# Problem to work on
Wherever "Pflegemanagement" appears in the records below, copy the line that holds it.

### Dataset ###

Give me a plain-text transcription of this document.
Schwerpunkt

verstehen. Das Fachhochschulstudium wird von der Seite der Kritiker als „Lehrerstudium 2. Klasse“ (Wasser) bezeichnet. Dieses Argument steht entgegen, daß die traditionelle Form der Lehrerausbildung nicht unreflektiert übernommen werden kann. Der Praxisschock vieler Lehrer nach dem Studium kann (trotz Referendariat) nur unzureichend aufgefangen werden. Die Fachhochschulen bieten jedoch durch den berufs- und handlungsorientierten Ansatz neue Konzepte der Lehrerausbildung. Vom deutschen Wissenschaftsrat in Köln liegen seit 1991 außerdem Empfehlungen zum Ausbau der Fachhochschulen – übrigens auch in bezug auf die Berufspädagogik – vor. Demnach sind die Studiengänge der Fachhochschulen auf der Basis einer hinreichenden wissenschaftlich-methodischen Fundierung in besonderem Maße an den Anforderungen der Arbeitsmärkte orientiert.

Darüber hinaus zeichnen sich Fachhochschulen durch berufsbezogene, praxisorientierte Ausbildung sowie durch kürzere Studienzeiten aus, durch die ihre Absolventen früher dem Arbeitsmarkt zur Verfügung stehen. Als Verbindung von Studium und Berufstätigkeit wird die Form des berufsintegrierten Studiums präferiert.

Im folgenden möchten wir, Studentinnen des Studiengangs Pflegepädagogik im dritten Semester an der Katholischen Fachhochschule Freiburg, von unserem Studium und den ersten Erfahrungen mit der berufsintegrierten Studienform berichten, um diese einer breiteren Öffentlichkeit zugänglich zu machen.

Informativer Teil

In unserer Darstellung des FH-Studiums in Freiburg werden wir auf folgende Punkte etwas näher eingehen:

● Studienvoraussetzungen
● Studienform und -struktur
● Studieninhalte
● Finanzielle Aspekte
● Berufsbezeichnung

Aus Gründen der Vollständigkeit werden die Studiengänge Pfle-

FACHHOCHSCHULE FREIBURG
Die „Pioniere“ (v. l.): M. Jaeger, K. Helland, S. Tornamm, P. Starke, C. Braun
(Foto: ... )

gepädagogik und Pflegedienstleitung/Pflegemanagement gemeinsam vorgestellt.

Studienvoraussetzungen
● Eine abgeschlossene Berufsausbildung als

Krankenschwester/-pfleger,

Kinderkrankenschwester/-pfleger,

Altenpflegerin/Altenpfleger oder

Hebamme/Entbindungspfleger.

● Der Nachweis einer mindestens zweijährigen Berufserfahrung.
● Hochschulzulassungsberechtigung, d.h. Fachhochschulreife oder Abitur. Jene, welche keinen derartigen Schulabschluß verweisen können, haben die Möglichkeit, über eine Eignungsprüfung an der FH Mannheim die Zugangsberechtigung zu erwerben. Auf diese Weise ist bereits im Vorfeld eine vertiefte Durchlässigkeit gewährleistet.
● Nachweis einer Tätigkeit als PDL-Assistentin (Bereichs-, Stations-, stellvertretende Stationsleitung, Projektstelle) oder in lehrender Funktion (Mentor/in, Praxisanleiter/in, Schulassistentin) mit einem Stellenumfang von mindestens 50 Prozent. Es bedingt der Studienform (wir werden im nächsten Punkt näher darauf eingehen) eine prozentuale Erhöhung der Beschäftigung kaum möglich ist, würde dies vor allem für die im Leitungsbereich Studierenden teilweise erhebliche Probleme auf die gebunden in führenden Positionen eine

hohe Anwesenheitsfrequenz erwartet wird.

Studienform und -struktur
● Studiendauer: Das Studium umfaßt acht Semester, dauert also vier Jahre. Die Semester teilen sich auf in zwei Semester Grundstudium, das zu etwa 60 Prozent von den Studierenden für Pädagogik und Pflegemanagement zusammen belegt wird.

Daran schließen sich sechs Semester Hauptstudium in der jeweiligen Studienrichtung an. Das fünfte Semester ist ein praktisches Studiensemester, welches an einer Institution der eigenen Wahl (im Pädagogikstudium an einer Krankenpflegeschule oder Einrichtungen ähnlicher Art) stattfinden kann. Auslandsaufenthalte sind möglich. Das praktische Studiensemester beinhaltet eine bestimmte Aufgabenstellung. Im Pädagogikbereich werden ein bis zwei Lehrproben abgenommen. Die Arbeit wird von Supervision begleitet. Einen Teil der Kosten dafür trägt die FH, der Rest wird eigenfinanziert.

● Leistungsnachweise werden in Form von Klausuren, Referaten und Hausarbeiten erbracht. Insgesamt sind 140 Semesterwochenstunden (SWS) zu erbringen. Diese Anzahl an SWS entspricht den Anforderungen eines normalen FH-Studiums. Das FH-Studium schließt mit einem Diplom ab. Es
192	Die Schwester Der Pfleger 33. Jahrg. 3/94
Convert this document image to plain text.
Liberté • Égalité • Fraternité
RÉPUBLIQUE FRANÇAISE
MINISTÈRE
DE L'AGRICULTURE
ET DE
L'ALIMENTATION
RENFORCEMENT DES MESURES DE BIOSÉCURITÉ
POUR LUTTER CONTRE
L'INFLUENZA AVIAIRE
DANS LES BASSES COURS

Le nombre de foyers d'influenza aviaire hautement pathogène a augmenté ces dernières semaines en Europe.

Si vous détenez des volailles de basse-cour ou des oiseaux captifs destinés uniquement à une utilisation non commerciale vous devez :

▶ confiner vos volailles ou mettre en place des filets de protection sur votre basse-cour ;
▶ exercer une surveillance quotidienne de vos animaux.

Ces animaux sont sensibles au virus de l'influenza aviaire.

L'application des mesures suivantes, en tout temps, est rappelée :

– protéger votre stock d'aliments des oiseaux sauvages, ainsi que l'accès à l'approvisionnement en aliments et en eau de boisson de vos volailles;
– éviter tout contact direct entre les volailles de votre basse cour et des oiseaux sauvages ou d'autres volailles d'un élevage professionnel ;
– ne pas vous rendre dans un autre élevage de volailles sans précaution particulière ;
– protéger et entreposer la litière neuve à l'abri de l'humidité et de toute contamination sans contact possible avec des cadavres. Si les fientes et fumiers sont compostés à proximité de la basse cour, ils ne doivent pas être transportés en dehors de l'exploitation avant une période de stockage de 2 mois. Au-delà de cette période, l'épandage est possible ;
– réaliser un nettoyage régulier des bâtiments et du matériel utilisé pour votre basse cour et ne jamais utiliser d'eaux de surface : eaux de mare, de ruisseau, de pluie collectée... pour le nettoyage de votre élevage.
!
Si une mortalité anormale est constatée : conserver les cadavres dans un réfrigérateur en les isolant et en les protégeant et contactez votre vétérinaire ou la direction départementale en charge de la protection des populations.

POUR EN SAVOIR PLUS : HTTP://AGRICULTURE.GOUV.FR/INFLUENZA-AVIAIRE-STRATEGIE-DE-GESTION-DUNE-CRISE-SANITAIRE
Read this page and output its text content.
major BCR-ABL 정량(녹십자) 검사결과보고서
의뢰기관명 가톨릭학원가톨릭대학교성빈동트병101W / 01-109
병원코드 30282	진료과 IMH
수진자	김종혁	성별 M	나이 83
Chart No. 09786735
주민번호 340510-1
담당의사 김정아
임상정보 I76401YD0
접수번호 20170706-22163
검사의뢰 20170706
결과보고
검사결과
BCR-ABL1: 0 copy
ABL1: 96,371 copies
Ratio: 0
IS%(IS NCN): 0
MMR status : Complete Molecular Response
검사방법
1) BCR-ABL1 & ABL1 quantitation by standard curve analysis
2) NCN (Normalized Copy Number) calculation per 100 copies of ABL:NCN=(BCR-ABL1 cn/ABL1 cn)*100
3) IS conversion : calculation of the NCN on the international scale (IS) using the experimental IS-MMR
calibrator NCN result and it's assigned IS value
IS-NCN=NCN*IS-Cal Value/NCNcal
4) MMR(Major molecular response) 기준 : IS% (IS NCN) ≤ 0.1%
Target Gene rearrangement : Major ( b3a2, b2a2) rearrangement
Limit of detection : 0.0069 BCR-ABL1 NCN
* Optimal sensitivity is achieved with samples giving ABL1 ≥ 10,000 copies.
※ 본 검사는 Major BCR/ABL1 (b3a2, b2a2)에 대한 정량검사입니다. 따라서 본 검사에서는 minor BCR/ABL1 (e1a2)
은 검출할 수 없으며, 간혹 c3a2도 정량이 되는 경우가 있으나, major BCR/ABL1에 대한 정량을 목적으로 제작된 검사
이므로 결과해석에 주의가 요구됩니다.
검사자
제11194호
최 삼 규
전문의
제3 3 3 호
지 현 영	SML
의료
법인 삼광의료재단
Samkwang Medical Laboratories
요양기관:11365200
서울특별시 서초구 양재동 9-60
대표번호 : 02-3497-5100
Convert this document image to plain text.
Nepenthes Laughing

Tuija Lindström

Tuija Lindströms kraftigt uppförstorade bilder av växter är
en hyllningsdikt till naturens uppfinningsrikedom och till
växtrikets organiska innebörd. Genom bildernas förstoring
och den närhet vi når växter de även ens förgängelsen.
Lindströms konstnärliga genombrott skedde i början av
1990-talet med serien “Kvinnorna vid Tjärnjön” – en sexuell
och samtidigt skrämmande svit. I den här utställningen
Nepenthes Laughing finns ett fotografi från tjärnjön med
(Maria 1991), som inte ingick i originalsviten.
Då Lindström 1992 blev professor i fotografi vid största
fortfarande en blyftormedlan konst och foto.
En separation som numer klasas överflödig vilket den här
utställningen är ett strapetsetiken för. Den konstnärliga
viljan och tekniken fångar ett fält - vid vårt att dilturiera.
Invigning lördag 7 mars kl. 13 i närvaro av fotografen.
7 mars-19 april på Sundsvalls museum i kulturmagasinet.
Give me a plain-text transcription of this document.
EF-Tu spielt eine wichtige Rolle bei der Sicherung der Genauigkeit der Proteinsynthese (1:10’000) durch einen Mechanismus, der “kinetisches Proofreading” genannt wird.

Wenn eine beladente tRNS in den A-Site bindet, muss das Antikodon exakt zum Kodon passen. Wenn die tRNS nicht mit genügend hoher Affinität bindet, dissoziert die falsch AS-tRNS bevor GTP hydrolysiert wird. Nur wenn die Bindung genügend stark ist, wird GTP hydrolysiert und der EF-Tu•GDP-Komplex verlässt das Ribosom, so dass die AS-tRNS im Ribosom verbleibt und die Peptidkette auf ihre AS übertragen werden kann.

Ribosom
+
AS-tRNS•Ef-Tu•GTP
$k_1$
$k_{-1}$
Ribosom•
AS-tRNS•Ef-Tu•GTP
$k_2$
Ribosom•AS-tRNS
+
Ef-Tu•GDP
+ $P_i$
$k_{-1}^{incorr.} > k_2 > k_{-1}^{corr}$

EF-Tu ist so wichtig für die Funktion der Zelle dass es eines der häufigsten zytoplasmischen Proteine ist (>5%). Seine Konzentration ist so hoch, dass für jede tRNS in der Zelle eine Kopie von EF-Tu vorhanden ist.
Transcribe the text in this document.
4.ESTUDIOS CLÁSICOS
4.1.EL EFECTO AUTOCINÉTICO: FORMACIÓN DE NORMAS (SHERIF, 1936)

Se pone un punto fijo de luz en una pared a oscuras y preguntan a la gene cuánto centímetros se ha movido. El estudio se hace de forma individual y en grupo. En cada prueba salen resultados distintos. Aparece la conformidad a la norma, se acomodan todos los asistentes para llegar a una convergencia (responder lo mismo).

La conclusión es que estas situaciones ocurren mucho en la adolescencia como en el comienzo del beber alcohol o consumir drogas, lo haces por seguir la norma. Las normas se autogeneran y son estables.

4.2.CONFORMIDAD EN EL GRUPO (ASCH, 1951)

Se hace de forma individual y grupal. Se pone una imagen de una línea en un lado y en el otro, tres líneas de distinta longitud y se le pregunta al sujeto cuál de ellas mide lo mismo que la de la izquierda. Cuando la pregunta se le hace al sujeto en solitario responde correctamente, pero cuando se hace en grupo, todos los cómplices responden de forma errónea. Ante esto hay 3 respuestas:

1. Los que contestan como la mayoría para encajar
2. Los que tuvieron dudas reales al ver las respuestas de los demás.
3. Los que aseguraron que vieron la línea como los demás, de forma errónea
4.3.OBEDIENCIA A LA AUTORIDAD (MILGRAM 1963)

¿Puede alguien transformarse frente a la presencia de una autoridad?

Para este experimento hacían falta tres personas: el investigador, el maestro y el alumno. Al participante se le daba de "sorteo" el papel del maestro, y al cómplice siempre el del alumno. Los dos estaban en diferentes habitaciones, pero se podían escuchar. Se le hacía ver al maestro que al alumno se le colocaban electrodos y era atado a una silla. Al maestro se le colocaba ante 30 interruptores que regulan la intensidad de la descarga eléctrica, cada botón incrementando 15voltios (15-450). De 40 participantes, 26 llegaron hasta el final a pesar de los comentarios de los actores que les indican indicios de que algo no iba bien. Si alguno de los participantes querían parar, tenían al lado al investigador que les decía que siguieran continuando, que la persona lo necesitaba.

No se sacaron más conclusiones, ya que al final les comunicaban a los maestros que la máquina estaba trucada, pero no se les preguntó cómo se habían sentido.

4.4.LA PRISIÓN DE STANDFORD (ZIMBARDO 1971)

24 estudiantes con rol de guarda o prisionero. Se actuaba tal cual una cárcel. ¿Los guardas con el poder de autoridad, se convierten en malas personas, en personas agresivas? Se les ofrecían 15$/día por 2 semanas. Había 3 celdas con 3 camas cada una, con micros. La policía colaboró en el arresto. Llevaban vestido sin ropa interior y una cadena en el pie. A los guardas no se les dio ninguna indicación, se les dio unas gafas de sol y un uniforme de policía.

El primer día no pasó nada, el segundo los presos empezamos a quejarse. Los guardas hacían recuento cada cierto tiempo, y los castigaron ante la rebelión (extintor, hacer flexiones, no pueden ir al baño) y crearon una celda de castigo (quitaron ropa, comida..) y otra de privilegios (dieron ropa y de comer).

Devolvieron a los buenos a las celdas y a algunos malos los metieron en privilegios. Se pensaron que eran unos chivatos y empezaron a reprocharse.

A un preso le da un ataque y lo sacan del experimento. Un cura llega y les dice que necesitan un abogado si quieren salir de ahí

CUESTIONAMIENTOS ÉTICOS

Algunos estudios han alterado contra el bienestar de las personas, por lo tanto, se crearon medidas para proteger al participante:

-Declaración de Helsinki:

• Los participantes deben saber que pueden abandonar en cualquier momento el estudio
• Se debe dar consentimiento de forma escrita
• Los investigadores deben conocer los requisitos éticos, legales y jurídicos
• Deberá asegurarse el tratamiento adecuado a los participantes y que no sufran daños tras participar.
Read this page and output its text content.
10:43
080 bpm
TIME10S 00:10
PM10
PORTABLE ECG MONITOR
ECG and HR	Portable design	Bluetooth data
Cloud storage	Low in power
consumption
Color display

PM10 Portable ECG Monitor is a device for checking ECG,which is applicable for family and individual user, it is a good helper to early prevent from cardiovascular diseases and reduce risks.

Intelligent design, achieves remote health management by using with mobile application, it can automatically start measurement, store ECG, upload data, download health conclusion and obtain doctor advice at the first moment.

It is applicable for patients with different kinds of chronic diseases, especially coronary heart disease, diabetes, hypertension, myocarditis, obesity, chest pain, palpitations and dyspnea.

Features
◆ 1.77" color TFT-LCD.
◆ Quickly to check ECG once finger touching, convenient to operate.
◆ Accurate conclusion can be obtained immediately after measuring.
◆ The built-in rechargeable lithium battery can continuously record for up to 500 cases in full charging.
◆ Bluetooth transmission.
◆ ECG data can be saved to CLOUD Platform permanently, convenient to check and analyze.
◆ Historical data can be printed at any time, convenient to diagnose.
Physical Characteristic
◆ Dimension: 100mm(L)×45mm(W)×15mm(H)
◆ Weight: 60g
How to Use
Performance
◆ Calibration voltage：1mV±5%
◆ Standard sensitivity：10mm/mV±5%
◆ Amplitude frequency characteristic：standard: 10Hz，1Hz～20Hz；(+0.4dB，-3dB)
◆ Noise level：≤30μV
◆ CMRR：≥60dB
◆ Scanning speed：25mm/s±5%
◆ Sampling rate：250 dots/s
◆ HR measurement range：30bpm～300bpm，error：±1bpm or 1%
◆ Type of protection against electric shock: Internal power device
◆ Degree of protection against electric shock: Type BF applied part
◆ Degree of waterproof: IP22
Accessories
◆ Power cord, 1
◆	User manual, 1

###

# Exercise solution
gepädagogik und Pflegedienstleitung/Pflegemanagement gemeinsam vorgestellt.
● Studiendauer: Das Studium umfaßt acht Semester, dauert also vier Jahre. Die Semester teilen sich auf in zwei Semester Grundstudium, das zu etwa 60 Prozent von den Studierenden für Pädagogik und Pflegemanagement zusammen belegt wird.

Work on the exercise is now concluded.